Kısa görev:
Kayıtların ilk satırından başlayıp "svg-text:VDD: VDD (169, 392, 192, 404)" içeren satıra kadar, o satır da dahil, tüm satırları hiç değiştirmeden tekrarlayın.

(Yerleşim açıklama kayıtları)

━━━━━━━━━━━━━━━━

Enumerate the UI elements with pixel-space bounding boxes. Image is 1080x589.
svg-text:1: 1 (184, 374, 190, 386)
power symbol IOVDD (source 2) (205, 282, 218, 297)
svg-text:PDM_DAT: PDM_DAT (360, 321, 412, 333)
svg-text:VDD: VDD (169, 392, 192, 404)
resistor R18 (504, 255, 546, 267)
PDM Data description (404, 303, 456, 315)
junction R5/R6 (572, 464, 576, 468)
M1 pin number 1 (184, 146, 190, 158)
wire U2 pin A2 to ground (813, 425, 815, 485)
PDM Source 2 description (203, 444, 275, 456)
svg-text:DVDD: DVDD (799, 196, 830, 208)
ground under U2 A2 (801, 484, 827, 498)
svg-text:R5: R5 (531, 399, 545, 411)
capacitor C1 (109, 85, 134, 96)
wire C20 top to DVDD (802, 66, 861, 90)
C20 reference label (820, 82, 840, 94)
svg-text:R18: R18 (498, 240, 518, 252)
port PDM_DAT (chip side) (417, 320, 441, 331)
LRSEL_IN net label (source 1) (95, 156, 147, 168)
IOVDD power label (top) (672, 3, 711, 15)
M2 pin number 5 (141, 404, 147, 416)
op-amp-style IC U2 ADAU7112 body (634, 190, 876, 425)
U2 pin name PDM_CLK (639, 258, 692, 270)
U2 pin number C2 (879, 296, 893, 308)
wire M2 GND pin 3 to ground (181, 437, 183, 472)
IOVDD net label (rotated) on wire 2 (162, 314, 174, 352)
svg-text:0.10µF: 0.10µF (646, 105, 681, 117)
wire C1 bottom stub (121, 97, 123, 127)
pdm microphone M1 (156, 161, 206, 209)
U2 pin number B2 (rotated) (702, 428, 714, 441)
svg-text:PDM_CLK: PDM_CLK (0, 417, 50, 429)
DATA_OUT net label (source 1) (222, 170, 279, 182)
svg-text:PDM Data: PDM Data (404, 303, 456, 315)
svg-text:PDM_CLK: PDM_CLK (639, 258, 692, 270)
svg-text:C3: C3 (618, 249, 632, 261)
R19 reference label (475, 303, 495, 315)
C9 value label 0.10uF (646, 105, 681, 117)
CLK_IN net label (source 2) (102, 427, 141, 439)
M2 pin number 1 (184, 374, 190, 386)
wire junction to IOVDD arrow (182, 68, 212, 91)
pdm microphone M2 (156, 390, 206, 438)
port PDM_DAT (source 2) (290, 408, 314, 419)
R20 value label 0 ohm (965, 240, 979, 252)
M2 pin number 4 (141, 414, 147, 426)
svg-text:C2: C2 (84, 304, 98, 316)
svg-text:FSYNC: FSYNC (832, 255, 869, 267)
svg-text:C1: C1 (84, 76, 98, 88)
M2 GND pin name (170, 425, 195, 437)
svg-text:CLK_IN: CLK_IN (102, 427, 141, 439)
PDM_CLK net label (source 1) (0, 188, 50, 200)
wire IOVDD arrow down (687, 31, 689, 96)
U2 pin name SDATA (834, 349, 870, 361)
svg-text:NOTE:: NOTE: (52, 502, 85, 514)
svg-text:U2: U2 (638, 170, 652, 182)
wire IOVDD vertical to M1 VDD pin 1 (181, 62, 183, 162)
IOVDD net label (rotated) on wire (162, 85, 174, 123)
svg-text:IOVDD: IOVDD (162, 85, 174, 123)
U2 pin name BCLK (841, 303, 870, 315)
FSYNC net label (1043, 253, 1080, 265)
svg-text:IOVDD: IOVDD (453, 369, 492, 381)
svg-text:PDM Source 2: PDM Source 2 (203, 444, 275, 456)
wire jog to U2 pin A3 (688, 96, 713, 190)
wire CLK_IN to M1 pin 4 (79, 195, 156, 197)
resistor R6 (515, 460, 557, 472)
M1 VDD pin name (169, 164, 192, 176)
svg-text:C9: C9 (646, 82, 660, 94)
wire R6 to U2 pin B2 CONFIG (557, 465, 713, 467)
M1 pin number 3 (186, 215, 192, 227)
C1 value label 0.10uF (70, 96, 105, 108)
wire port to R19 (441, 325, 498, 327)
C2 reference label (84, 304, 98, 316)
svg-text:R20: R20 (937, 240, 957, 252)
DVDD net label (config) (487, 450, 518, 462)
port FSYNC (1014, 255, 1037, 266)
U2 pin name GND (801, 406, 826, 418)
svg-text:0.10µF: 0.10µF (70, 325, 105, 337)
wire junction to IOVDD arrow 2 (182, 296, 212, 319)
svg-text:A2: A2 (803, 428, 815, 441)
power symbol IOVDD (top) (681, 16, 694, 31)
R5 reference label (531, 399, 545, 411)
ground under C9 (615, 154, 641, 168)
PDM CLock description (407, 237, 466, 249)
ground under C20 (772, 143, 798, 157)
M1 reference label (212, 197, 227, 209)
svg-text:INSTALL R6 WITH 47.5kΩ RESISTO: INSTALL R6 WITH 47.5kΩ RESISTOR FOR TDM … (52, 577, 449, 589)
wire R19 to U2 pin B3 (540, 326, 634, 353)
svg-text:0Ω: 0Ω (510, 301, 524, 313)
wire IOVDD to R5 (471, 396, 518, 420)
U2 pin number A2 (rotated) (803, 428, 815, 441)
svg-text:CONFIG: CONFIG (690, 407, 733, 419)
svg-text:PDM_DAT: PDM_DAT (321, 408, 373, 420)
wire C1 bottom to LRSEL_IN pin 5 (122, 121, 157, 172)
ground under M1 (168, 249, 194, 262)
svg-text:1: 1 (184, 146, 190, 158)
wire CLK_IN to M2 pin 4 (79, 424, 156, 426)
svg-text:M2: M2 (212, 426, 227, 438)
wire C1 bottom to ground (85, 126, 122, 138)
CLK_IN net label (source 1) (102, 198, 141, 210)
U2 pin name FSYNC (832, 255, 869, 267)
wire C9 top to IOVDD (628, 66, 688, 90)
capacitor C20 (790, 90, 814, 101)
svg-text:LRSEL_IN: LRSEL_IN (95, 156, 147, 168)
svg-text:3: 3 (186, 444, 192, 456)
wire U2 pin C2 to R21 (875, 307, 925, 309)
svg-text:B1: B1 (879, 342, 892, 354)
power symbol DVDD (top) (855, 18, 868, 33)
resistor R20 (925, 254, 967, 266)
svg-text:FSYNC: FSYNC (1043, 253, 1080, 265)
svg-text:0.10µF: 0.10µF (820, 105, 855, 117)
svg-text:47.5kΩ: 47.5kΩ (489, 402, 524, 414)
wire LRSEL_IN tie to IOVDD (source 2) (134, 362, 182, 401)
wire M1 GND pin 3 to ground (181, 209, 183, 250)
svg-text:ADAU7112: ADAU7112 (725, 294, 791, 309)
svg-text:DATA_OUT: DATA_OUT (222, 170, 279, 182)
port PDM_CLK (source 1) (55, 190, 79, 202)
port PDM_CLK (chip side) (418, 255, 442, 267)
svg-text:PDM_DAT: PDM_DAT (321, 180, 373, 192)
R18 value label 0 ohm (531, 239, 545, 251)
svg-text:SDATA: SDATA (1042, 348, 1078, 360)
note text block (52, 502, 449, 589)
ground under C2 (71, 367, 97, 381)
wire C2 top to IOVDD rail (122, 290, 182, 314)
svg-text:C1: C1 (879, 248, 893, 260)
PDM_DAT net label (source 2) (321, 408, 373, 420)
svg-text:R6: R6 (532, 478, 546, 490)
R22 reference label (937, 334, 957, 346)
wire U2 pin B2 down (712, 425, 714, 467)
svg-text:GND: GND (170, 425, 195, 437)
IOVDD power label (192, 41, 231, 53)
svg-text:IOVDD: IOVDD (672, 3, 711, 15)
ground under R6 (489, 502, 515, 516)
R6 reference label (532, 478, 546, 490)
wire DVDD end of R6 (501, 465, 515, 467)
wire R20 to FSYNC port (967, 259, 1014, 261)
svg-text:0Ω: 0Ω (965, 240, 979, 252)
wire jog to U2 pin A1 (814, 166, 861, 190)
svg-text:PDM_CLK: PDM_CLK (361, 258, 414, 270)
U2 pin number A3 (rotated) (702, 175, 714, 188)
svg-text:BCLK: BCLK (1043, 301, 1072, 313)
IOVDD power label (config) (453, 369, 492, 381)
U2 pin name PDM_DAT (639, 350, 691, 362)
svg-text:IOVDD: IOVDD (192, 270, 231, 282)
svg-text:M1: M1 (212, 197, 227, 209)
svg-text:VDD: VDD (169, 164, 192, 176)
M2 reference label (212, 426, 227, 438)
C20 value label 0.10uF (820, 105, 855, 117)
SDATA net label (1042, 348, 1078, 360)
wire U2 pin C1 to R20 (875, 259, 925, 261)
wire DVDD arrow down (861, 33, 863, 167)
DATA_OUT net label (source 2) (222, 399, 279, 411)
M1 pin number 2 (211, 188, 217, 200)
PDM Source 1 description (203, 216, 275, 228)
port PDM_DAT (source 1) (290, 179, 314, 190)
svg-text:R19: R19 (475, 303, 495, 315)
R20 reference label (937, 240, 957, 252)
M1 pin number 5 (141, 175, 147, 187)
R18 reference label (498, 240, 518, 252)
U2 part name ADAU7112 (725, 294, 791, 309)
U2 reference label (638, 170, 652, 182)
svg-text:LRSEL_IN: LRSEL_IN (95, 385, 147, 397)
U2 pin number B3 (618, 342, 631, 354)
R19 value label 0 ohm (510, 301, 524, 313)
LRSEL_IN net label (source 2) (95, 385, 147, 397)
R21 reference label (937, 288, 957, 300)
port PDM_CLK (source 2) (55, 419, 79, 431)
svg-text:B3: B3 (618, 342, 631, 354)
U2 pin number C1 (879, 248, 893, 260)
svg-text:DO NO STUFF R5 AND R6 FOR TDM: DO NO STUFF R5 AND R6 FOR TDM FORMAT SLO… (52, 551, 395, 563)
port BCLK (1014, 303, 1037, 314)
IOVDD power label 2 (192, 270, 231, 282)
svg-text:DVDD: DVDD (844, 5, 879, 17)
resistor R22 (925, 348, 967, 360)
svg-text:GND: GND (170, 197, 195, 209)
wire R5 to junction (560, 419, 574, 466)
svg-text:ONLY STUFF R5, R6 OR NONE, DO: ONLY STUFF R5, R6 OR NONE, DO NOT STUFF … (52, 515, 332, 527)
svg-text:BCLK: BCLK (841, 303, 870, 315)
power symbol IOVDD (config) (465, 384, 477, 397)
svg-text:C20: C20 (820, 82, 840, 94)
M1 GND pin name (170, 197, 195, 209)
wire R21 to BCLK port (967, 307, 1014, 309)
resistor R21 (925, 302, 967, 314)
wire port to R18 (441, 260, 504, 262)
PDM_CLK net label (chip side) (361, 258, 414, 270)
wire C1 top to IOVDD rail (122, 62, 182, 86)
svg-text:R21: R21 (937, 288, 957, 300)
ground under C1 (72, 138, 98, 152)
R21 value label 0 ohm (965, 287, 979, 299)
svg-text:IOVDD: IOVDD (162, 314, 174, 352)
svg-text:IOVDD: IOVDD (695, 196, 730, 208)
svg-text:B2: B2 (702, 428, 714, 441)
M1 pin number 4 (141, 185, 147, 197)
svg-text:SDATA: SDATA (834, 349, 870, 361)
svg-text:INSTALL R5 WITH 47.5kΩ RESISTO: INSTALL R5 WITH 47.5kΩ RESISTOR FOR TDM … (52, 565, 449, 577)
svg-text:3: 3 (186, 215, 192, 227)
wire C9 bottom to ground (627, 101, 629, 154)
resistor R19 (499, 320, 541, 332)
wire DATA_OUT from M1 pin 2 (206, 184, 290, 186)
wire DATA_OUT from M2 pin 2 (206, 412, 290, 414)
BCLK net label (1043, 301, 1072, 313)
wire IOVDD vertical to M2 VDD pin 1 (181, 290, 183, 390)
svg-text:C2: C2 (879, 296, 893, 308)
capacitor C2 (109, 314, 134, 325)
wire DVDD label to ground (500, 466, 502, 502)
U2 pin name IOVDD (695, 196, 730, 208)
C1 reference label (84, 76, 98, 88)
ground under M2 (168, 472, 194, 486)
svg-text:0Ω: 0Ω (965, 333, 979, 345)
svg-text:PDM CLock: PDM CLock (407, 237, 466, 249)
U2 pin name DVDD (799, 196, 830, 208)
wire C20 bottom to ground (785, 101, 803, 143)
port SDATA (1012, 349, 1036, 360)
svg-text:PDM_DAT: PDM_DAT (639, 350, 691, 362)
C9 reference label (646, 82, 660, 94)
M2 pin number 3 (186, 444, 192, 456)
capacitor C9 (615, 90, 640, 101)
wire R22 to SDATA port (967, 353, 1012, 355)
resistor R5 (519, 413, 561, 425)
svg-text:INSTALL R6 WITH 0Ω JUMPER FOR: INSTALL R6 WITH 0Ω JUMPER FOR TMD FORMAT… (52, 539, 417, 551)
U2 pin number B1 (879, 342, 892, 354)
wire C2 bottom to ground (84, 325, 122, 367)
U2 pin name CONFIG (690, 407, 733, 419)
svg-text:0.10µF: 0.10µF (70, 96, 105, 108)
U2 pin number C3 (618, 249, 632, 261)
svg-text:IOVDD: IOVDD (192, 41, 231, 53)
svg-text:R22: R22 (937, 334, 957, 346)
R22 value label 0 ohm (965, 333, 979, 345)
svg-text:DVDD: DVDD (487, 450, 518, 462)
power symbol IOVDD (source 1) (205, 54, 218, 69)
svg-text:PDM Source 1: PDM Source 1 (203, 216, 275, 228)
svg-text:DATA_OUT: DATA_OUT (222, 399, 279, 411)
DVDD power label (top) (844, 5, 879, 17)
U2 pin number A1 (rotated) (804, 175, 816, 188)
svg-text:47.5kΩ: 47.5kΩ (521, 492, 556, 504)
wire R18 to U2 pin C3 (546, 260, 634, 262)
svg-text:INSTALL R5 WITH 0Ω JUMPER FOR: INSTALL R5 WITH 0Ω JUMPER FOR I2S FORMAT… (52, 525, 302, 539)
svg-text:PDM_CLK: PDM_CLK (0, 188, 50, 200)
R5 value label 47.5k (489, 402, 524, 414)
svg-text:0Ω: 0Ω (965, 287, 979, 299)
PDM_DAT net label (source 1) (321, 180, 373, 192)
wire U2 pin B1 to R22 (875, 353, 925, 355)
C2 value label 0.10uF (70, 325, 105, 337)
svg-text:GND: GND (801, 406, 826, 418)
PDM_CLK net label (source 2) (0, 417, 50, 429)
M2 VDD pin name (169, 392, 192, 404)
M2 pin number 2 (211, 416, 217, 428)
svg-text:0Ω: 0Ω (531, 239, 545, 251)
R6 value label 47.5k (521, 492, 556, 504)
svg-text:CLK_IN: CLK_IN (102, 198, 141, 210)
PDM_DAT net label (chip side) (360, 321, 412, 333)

━━━━━━━━━━━━━━━━

Alıştırmanın çözümü:
Enumerate the UI elements with pixel-space bounding boxes. Image is 1080x589.
svg-text:1: 1 (184, 374, 190, 386)
power symbol IOVDD (source 2) (205, 282, 218, 297)
svg-text:PDM_DAT: PDM_DAT (360, 321, 412, 333)
svg-text:VDD: VDD (169, 392, 192, 404)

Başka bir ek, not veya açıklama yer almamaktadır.